→ Instructions:
**a.** Answer these questions from the Fitness Check text:
(i) In what month and year did the European Commission publish the Digital Fairness Fitness Check?
(ii) Which three directives did it evaluate?
(iii) Which CERRE Research Fellows wrote the issue paper?
**b.** List every key area for improvement that the Fitness Check text says the Commission identified.

→ Document excerpt:
===============
In October 2024 the European Commission published the Digital Fairness Fitness Check, evaluating the effectiveness of key directives forming the core of EU consumer law: Unfair Commercial Practices, Consumer Rights, and Unfair Contract Terms. The evaluation focused on whether these Directives provide adequate protection for consumers in the digital environment.

The Fitness Check highlights that while these directives provide a baseline for consumer protection in digital markets, their overall effectiveness is limited. Several problematic practices are not adequately addressed under the current framework, raising the need for new legislative measures. A potential Digital Fairness Act is expected to fill these gaps, though the Fitness Check Report refrains from offering specific policy recommendations.

 

Summary and Key Findings

In this issue paper, CERRE Research Fellows Christoph Busch and Amelia Fletcher explore the potential contours of a Digital Fairness Act, structuring their analysis around the key areas for improvement identified by the Commission:

  • Tackling the most harmful practices
  • Reducing legal uncertainty and regulatory fragmentation
  • Ensuring consistent application of EU laws
  • Enhancing enforcement and compliance mechanisms
  • Simplifying rules without compromising consumer protection

For the Digital Fairness Act to fully realise the potential outlined in the Fitness Check, significant work remains to address a range of unresolved issues. Rather than offering immediate policy recommendations, this issue paper identifies key overarching questions that will require further discussion during the development of this new legislation and should shape the upcoming policy debate. The Fitness Check Report serves as a starting point for a broader conversation about the future framework of European consumer protection law. Fletcher and Busch underscore that the ultimate goal is to balance several critical objectives: ensuring robust consumer protection in the digital age, enabling effective enforcement, reducing fragmentation, fostering competitiveness and growth, and avoiding over-regulation. This paper aims to promote discussion on the overarching policy questions and challenges ahead as we progress towards a Digital Fairness Act.
===============
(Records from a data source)
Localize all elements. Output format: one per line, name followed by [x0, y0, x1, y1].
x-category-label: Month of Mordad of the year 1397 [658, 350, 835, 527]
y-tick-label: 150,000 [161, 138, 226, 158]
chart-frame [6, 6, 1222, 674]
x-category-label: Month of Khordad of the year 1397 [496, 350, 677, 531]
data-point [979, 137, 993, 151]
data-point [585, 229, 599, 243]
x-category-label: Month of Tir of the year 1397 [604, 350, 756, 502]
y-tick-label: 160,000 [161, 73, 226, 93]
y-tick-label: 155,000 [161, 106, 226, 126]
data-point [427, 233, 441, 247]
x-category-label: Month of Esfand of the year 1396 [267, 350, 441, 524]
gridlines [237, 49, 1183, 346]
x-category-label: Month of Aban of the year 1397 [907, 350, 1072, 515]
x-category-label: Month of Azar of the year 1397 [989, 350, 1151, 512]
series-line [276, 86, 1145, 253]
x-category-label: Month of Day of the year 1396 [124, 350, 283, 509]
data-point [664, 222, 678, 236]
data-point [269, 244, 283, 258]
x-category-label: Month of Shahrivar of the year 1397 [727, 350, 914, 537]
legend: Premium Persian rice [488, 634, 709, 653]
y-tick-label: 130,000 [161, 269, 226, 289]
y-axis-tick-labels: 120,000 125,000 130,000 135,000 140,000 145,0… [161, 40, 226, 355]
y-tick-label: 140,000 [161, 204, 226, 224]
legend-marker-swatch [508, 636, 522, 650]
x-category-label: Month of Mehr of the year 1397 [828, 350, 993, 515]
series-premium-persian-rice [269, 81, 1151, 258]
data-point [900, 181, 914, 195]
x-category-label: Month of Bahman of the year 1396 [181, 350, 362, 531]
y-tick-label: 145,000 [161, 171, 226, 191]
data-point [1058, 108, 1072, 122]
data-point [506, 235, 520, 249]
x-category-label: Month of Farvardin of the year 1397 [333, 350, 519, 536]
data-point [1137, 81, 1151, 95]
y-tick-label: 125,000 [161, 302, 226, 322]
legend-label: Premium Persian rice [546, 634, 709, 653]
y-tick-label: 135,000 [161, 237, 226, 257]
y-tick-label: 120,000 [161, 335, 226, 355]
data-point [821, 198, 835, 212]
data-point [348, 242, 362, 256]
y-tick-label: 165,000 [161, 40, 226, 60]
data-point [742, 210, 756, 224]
===============
→ Solutions to the exercise:
**a.**
(i) October 2024
(ii) Unfair Commercial Practices, Consumer Rights, and Unfair Contract Terms
(iii) Christoph Busch and Amelia Fletcher

**b.**
- Tackling the most harmful practices
- Reducing legal uncertainty and regulatory fragmentation
- Ensuring consistent application of EU laws
- Enhancing enforcement and compliance mechanisms
- Simplifying rules without compromising consumer protection